__WHAT YOU NEED TO DO__:
Copy each line of the data below exactly, leaving out pictures.

__GIVEN DATA__:

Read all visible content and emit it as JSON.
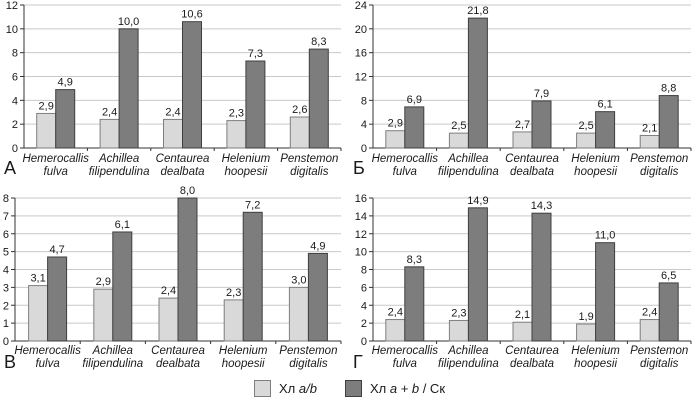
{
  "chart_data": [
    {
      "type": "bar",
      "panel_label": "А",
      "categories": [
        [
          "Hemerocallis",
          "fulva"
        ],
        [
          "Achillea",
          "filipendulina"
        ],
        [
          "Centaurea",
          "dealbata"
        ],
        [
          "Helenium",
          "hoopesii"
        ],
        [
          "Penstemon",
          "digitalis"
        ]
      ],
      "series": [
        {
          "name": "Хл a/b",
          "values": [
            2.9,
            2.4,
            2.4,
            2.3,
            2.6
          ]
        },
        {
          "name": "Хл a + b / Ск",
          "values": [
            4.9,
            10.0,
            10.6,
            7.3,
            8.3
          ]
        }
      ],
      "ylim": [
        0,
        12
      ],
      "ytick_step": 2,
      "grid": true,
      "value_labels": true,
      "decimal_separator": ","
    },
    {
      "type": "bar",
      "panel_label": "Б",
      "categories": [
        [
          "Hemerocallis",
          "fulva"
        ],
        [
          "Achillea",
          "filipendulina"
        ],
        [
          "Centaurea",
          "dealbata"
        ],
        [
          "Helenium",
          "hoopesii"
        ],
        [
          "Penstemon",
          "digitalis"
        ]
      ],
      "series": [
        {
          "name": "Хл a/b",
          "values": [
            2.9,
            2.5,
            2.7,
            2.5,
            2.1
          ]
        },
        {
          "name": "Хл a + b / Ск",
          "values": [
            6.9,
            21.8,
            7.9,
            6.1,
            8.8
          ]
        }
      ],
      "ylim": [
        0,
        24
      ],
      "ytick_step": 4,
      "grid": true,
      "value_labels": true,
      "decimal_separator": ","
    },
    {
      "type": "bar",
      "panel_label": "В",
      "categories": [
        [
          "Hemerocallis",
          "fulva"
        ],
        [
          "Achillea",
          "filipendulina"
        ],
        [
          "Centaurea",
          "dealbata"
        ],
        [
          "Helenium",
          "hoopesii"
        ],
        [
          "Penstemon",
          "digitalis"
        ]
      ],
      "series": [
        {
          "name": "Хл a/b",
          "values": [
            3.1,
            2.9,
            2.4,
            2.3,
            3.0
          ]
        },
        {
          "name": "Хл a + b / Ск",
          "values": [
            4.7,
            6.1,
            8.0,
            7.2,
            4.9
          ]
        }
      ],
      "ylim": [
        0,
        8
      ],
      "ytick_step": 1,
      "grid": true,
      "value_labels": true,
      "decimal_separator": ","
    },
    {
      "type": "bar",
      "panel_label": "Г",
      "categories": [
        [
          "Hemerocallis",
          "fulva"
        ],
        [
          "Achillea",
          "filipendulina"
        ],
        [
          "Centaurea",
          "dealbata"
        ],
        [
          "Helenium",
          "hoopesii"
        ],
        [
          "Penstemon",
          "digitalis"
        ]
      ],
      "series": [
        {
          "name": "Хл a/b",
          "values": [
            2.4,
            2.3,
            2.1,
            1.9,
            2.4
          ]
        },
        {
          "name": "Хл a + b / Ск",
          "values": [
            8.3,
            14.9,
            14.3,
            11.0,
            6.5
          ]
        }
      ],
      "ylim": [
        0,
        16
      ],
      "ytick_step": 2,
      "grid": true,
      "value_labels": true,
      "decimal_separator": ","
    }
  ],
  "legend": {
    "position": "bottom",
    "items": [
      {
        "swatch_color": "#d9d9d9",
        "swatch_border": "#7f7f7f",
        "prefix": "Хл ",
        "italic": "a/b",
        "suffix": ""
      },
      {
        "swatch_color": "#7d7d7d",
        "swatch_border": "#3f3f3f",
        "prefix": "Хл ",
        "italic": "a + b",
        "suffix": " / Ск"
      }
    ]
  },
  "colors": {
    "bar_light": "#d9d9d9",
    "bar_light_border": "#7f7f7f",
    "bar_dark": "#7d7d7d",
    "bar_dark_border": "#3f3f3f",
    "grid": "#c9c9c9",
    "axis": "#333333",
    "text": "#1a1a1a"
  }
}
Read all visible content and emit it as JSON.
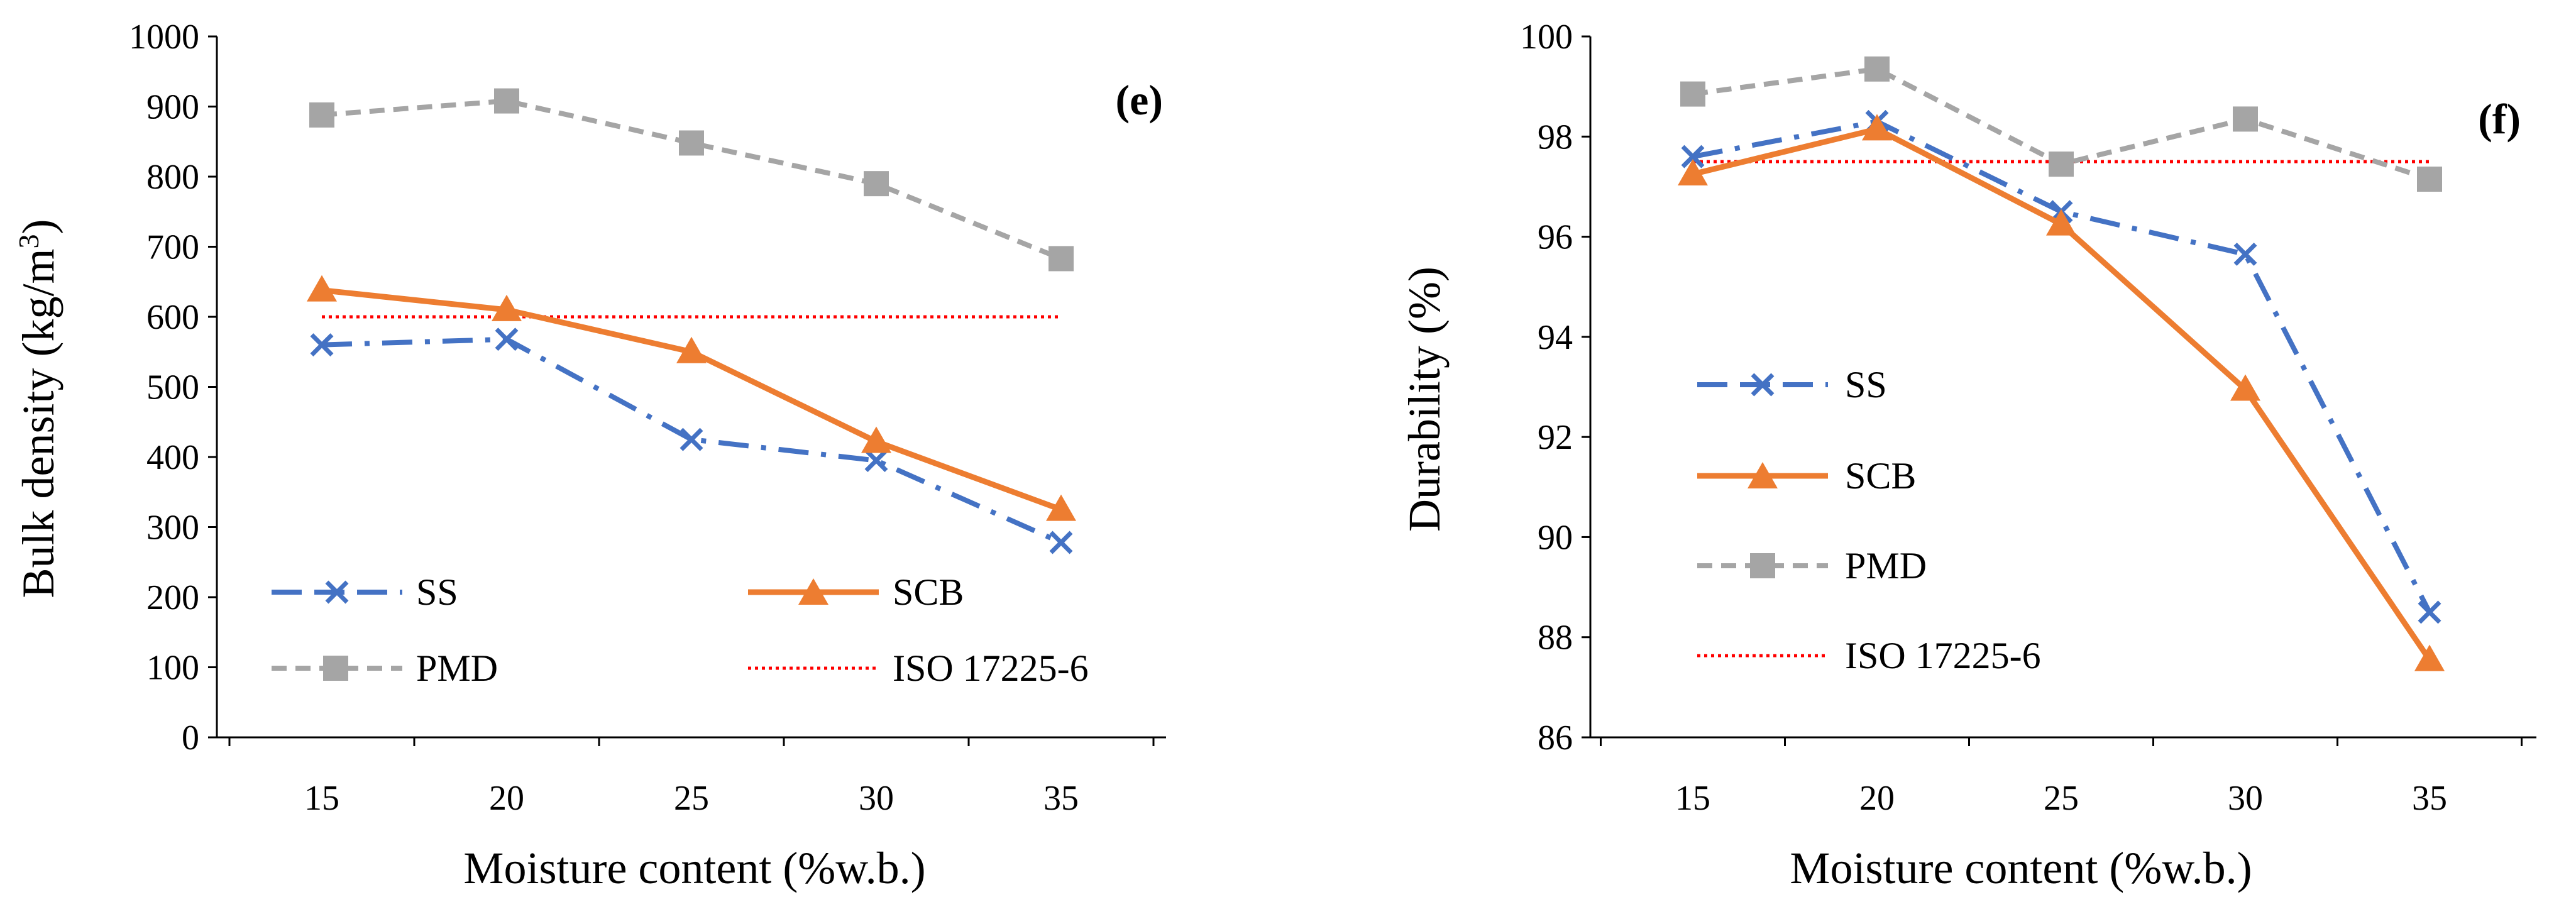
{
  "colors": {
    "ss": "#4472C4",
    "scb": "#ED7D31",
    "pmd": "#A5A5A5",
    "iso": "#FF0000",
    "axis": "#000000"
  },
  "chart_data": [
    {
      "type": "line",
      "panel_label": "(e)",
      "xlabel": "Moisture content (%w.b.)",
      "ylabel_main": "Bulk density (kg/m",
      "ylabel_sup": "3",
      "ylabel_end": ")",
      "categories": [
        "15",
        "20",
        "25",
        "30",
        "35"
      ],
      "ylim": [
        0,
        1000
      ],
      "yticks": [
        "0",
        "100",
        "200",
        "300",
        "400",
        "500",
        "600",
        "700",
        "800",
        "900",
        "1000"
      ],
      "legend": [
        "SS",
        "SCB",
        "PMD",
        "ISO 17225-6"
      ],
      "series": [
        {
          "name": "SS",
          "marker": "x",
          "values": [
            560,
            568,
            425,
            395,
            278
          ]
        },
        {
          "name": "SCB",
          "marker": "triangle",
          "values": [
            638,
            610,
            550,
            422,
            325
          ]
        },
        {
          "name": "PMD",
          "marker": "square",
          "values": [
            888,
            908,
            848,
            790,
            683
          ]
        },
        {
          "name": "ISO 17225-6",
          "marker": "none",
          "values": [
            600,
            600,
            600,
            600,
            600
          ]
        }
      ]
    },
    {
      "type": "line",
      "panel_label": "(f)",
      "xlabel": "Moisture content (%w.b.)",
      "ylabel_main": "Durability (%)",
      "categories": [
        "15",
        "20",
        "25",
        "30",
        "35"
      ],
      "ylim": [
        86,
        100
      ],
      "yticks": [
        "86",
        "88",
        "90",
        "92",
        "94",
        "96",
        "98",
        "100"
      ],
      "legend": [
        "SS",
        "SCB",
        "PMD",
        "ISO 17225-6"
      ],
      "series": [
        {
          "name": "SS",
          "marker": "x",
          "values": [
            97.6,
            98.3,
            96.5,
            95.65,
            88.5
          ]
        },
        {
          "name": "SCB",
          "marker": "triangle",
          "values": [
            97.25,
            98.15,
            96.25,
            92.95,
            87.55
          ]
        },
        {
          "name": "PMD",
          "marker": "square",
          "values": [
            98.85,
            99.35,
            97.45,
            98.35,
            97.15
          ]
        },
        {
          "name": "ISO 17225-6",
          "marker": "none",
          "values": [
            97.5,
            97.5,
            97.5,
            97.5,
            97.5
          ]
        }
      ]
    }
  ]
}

__SOLUTION__:
Read all visible content and emit it as JSON.
{
  "chart_data": [
    {
      "type": "bar",
      "panel_label": "А",
      "categories": [
        [
          "Hemerocallis",
          "fulva"
        ],
        [
          "Achillea",
          "filipendulina"
        ],
        [
          "Centaurea",
          "dealbata"
        ],
        [
          "Helenium",
          "hoopesii"
        ],
        [
          "Penstemon",
          "digitalis"
        ]
      ],
      "series": [
        {
          "name": "Хл a/b",
          "values": [
            2.9,
            2.4,
            2.4,
            2.3,
            2.6
          ]
        },
        {
          "name": "Хл a + b / Ск",
          "values": [
            4.9,
            10.0,
            10.6,
            7.3,
            8.3
          ]
        }
      ],
      "ylim": [
        0,
        12
      ],
      "ytick_step": 2,
      "grid": true,
      "value_labels": true,
      "decimal_separator": ","
    },
    {
      "type": "bar",
      "panel_label": "Б",
      "categories": [
        [
          "Hemerocallis",
          "fulva"
        ],
        [
          "Achillea",
          "filipendulina"
        ],
        [
          "Centaurea",
          "dealbata"
        ],
        [
          "Helenium",
          "hoopesii"
        ],
        [
          "Penstemon",
          "digitalis"
        ]
      ],
      "series": [
        {
          "name": "Хл a/b",
          "values": [
            2.9,
            2.5,
            2.7,
            2.5,
            2.1
          ]
        },
        {
          "name": "Хл a + b / Ск",
          "values": [
            6.9,
            21.8,
            7.9,
            6.1,
            8.8
          ]
        }
      ],
      "ylim": [
        0,
        24
      ],
      "ytick_step": 4,
      "grid": true,
      "value_labels": true,
      "decimal_separator": ","
    },
    {
      "type": "bar",
      "panel_label": "В",
      "categories": [
        [
          "Hemerocallis",
          "fulva"
        ],
        [
          "Achillea",
          "filipendulina"
        ],
        [
          "Centaurea",
          "dealbata"
        ],
        [
          "Helenium",
          "hoopesii"
        ],
        [
          "Penstemon",
          "digitalis"
        ]
      ],
      "series": [
        {
          "name": "Хл a/b",
          "values": [
            3.1,
            2.9,
            2.4,
            2.3,
            3.0
          ]
        },
        {
          "name": "Хл a + b / Ск",
          "values": [
            4.7,
            6.1,
            8.0,
            7.2,
            4.9
          ]
        }
      ],
      "ylim": [
        0,
        8
      ],
      "ytick_step": 1,
      "grid": true,
      "value_labels": true,
      "decimal_separator": ","
    },
    {
      "type": "bar",
      "panel_label": "Г",
      "categories": [
        [
          "Hemerocallis",
          "fulva"
        ],
        [
          "Achillea",
          "filipendulina"
        ],
        [
          "Centaurea",
          "dealbata"
        ],
        [
          "Helenium",
          "hoopesii"
        ],
        [
          "Penstemon",
          "digitalis"
        ]
      ],
      "series": [
        {
          "name": "Хл a/b",
          "values": [
            2.4,
            2.3,
            2.1,
            1.9,
            2.4
          ]
        },
        {
          "name": "Хл a + b / Ск",
          "values": [
            8.3,
            14.9,
            14.3,
            11.0,
            6.5
          ]
        }
      ],
      "ylim": [
        0,
        16
      ],
      "ytick_step": 2,
      "grid": true,
      "value_labels": true,
      "decimal_separator": ","
    }
  ],
  "legend": {
    "position": "bottom",
    "items": [
      {
        "swatch_color": "#d9d9d9",
        "swatch_border": "#7f7f7f",
        "prefix": "Хл ",
        "italic": "a/b",
        "suffix": ""
      },
      {
        "swatch_color": "#7d7d7d",
        "swatch_border": "#3f3f3f",
        "prefix": "Хл ",
        "italic": "a + b",
        "suffix": " / Ск"
      }
    ]
  },
  "colors": {
    "bar_light": "#d9d9d9",
    "bar_light_border": "#7f7f7f",
    "bar_dark": "#7d7d7d",
    "bar_dark_border": "#3f3f3f",
    "grid": "#c9c9c9",
    "axis": "#333333",
    "text": "#1a1a1a"
  }
}
Read all visible content and emit it as JSON.
{
  "colors": {
    "ss": "#4472C4",
    "scb": "#ED7D31",
    "pmd": "#A5A5A5",
    "iso": "#FF0000",
    "axis": "#000000"
  },
  "chart_data": [
    {
      "type": "line",
      "panel_label": "(e)",
      "xlabel": "Moisture content (%w.b.)",
      "ylabel_main": "Bulk density (kg/m",
      "ylabel_sup": "3",
      "ylabel_end": ")",
      "categories": [
        "15",
        "20",
        "25",
        "30",
        "35"
      ],
      "ylim": [
        0,
        1000
      ],
      "yticks": [
        "0",
        "100",
        "200",
        "300",
        "400",
        "500",
        "600",
        "700",
        "800",
        "900",
        "1000"
      ],
      "legend": [
        "SS",
        "SCB",
        "PMD",
        "ISO 17225-6"
      ],
      "series": [
        {
          "name": "SS",
          "marker": "x",
          "values": [
            560,
            568,
            425,
            395,
            278
          ]
        },
        {
          "name": "SCB",
          "marker": "triangle",
          "values": [
            638,
            610,
            550,
            422,
            325
          ]
        },
        {
          "name": "PMD",
          "marker": "square",
          "values": [
            888,
            908,
            848,
            790,
            683
          ]
        },
        {
          "name": "ISO 17225-6",
          "marker": "none",
          "values": [
            600,
            600,
            600,
            600,
            600
          ]
        }
      ]
    },
    {
      "type": "line",
      "panel_label": "(f)",
      "xlabel": "Moisture content (%w.b.)",
      "ylabel_main": "Durability (%)",
      "categories": [
        "15",
        "20",
        "25",
        "30",
        "35"
      ],
      "ylim": [
        86,
        100
      ],
      "yticks": [
        "86",
        "88",
        "90",
        "92",
        "94",
        "96",
        "98",
        "100"
      ],
      "legend": [
        "SS",
        "SCB",
        "PMD",
        "ISO 17225-6"
      ],
      "series": [
        {
          "name": "SS",
          "marker": "x",
          "values": [
            97.6,
            98.3,
            96.5,
            95.65,
            88.5
          ]
        },
        {
          "name": "SCB",
          "marker": "triangle",
          "values": [
            97.25,
            98.15,
            96.25,
            92.95,
            87.55
          ]
        },
        {
          "name": "PMD",
          "marker": "square",
          "values": [
            98.85,
            99.35,
            97.45,
            98.35,
            97.15
          ]
        },
        {
          "name": "ISO 17225-6",
          "marker": "none",
          "values": [
            97.5,
            97.5,
            97.5,
            97.5,
            97.5
          ]
        }
      ]
    }
  ]
}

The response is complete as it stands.